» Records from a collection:

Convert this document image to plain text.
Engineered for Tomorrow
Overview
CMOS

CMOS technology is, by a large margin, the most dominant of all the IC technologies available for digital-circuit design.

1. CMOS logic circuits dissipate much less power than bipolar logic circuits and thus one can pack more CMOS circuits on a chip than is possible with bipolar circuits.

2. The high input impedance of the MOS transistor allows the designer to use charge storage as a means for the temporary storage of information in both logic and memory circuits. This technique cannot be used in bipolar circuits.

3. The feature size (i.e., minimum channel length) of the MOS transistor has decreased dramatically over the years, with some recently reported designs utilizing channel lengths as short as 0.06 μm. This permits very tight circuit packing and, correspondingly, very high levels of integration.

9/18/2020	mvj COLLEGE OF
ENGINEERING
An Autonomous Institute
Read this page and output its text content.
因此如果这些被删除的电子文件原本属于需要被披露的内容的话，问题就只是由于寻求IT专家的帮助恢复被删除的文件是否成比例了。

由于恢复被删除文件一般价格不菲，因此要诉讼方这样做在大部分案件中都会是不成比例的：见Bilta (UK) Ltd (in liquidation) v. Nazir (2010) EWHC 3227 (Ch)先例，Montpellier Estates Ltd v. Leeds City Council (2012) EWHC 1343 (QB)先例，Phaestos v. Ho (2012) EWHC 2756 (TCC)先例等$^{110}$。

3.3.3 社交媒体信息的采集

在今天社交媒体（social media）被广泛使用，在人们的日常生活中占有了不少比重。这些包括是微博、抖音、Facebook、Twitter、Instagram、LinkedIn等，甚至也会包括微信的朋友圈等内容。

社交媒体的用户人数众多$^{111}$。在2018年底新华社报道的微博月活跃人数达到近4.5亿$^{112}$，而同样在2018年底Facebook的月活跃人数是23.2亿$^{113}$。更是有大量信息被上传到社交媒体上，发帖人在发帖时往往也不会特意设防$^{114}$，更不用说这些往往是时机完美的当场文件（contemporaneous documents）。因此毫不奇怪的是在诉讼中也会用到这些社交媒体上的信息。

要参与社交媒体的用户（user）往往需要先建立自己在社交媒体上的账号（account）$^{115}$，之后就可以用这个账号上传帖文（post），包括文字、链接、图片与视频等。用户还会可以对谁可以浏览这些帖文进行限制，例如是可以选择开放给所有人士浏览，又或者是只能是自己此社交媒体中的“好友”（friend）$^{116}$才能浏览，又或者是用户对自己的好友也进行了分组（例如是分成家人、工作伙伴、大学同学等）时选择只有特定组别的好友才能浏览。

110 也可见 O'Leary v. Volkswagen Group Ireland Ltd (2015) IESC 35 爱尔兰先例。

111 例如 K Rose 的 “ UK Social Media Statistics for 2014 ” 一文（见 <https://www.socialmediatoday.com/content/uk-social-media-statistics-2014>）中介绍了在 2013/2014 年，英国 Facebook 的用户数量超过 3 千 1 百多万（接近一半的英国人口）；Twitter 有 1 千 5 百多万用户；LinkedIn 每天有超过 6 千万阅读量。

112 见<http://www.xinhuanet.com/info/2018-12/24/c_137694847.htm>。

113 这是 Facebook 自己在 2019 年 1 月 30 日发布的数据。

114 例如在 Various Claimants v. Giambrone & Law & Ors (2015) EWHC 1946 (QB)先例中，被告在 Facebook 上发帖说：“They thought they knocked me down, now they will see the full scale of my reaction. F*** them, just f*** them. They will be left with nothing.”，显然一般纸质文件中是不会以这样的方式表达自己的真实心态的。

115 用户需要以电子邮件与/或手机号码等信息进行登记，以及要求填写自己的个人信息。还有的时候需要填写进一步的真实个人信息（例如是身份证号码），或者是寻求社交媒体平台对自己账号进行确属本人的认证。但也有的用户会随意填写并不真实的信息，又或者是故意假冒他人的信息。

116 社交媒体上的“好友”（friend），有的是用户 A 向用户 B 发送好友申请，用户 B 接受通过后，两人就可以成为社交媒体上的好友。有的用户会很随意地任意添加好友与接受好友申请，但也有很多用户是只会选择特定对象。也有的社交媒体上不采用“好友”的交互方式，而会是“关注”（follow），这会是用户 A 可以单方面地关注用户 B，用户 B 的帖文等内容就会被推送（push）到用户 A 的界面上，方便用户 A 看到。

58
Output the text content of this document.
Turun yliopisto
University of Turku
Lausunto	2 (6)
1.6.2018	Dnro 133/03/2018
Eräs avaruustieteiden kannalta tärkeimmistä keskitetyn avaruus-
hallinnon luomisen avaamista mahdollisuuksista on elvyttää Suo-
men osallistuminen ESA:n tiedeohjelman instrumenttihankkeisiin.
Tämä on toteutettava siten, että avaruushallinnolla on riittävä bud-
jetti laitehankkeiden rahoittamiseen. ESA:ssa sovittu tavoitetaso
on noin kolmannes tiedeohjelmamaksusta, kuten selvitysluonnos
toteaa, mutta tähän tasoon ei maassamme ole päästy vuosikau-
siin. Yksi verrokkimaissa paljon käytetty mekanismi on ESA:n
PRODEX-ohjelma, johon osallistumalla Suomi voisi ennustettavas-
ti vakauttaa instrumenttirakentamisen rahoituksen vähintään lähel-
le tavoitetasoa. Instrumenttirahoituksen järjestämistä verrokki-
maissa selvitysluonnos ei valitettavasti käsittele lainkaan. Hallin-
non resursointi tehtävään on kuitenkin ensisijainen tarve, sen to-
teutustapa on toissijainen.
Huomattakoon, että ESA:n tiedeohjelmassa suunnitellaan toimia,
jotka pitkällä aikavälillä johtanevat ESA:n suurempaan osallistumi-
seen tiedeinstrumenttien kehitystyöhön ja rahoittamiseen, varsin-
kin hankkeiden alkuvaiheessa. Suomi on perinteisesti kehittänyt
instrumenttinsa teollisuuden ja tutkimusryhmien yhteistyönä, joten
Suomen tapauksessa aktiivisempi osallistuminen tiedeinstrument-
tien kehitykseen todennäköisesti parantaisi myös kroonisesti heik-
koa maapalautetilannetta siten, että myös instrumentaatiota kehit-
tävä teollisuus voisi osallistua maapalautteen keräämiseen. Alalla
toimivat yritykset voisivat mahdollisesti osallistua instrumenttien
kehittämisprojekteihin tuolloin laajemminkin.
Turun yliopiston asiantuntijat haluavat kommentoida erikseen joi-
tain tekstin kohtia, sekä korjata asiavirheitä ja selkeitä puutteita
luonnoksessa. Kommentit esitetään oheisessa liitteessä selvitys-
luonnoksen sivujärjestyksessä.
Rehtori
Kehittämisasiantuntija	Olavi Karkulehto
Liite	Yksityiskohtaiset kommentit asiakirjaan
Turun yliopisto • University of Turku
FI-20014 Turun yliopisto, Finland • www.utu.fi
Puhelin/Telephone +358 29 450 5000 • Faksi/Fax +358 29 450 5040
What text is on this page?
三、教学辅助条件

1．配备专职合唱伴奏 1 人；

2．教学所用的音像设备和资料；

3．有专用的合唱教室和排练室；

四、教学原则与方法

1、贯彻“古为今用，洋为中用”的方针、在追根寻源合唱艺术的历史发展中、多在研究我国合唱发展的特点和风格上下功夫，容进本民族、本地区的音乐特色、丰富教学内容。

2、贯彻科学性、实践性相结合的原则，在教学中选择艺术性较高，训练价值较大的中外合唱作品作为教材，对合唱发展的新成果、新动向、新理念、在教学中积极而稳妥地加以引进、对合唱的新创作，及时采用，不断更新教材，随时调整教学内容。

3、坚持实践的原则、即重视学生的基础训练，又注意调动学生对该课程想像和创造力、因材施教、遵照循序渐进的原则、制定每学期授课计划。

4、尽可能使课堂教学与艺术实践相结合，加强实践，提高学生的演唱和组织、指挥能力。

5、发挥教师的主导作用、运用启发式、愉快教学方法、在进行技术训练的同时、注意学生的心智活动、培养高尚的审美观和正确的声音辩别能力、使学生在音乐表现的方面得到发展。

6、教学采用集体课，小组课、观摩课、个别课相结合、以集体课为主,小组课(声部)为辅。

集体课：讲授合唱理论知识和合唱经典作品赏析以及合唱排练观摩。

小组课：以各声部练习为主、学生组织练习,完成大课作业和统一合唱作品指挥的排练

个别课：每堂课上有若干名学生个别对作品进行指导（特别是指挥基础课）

» DIRECTION: The lines to reproduce run from the one that contains "What text is on this page?" through the last line above; copy them exactly.

» ANSWER:
What text is on this page?
三、教学辅助条件

1．配备专职合唱伴奏 1 人；

2．教学所用的音像设备和资料；

3．有专用的合唱教室和排练室；

四、教学原则与方法

1、贯彻“古为今用，洋为中用”的方针、在追根寻源合唱艺术的历史发展中、多在研究我国合唱发展的特点和风格上下功夫，容进本民族、本地区的音乐特色、丰富教学内容。

2、贯彻科学性、实践性相结合的原则，在教学中选择艺术性较高，训练价值较大的中外合唱作品作为教材，对合唱发展的新成果、新动向、新理念、在教学中积极而稳妥地加以引进、对合唱的新创作，及时采用，不断更新教材，随时调整教学内容。

3、坚持实践的原则、即重视学生的基础训练，又注意调动学生对该课程想像和创造力、因材施教、遵照循序渐进的原则、制定每学期授课计划。

4、尽可能使课堂教学与艺术实践相结合，加强实践，提高学生的演唱和组织、指挥能力。

5、发挥教师的主导作用、运用启发式、愉快教学方法、在进行技术训练的同时、注意学生的心智活动、培养高尚的审美观和正确的声音辩别能力、使学生在音乐表现的方面得到发展。

6、教学采用集体课，小组课、观摩课、个别课相结合、以集体课为主,小组课(声部)为辅。

集体课：讲授合唱理论知识和合唱经典作品赏析以及合唱排练观摩。

小组课：以各声部练习为主、学生组织练习,完成大课作业和统一合唱作品指挥的排练

个别课：每堂课上有若干名学生个别对作品进行指导（特别是指挥基础课）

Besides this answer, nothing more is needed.